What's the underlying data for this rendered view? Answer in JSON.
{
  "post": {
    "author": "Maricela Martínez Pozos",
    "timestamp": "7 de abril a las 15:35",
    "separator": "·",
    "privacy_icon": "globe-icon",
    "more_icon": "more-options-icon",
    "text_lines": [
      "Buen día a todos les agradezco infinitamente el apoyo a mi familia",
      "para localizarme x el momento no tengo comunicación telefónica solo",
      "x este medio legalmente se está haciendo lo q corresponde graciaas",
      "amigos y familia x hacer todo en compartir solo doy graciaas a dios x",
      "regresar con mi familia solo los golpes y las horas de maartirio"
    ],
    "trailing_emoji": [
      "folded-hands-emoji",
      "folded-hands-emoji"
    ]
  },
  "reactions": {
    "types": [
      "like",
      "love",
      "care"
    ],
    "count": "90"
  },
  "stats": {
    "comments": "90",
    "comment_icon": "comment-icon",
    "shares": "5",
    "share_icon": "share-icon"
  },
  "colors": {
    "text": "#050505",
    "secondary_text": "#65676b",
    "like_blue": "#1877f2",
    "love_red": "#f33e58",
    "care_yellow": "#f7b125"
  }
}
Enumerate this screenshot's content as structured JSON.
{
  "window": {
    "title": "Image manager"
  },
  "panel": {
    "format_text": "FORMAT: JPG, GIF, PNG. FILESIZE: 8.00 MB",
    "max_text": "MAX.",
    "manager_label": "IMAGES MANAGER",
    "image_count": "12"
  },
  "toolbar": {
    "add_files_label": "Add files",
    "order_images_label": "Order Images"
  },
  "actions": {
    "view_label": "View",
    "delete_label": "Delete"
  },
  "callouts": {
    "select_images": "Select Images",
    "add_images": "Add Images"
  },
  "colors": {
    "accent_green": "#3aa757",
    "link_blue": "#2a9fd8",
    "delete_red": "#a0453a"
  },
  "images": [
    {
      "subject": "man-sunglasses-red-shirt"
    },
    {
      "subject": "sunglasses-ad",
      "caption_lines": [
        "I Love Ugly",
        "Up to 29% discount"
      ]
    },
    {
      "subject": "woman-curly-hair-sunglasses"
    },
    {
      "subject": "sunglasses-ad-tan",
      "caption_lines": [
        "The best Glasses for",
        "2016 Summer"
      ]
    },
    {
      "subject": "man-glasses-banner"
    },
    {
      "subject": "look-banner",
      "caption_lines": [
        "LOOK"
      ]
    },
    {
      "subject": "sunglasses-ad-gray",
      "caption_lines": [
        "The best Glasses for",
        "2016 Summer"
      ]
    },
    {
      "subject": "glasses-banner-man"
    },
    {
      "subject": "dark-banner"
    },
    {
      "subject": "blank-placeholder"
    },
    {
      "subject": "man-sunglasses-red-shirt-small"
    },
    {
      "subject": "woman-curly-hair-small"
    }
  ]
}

Instruction: Gather each line of the listing containing the word "folded" and show it.

Response for this exercise:
      "folded-hands-emoji",
      "folded-hands-emoji"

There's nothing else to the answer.